### Problem
Please restate every record below word for word and skip the pictures.

### Dataset listings of figures
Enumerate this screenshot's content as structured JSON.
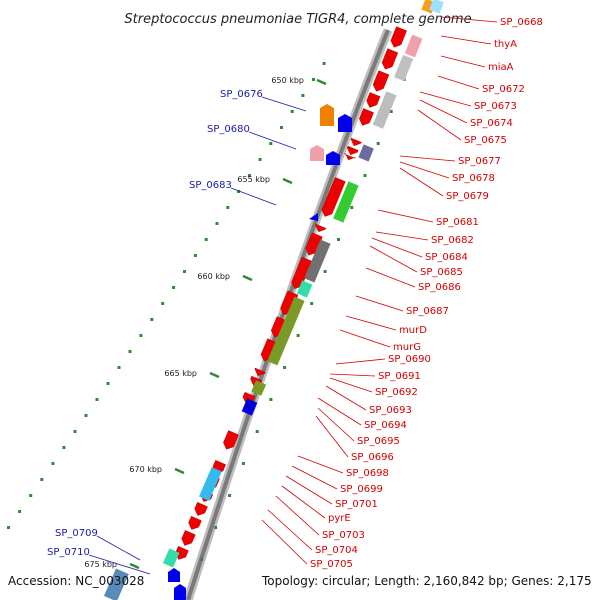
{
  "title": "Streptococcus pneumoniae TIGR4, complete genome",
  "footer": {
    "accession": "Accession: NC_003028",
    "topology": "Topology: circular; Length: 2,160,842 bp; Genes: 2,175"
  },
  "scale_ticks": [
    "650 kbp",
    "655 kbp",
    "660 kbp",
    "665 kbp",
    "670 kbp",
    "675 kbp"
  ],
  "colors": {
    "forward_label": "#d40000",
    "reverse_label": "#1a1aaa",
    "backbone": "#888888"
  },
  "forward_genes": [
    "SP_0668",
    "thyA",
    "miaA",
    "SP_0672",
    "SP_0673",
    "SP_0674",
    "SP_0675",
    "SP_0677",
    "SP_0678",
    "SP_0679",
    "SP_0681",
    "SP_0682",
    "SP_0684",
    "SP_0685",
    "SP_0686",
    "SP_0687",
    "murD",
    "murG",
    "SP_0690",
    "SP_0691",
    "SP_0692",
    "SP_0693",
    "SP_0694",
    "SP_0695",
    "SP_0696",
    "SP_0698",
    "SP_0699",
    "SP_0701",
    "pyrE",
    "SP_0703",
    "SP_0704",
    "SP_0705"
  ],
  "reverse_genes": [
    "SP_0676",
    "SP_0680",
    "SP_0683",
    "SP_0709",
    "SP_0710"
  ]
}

### Written solution
Enumerate this screenshot's content as structured JSON.
{
  "title": "Streptococcus pneumoniae TIGR4, complete genome",
  "footer": {
    "accession": "Accession: NC_003028",
    "topology": "Topology: circular; Length: 2,160,842 bp; Genes: 2,175"
  },
  "scale_ticks": [
    "650 kbp",
    "655 kbp",
    "660 kbp",
    "665 kbp",
    "670 kbp",
    "675 kbp"
  ],
  "colors": {
    "forward_label": "#d40000",
    "reverse_label": "#1a1aaa",
    "backbone": "#888888"
  },
  "forward_genes": [
    "SP_0668",
    "thyA",
    "miaA",
    "SP_0672",
    "SP_0673",
    "SP_0674",
    "SP_0675",
    "SP_0677",
    "SP_0678",
    "SP_0679",
    "SP_0681",
    "SP_0682",
    "SP_0684",
    "SP_0685",
    "SP_0686",
    "SP_0687",
    "murD",
    "murG",
    "SP_0690",
    "SP_0691",
    "SP_0692",
    "SP_0693",
    "SP_0694",
    "SP_0695",
    "SP_0696",
    "SP_0698",
    "SP_0699",
    "SP_0701",
    "pyrE",
    "SP_0703",
    "SP_0704",
    "SP_0705"
  ],
  "reverse_genes": [
    "SP_0676",
    "SP_0680",
    "SP_0683",
    "SP_0709",
    "SP_0710"
  ]
}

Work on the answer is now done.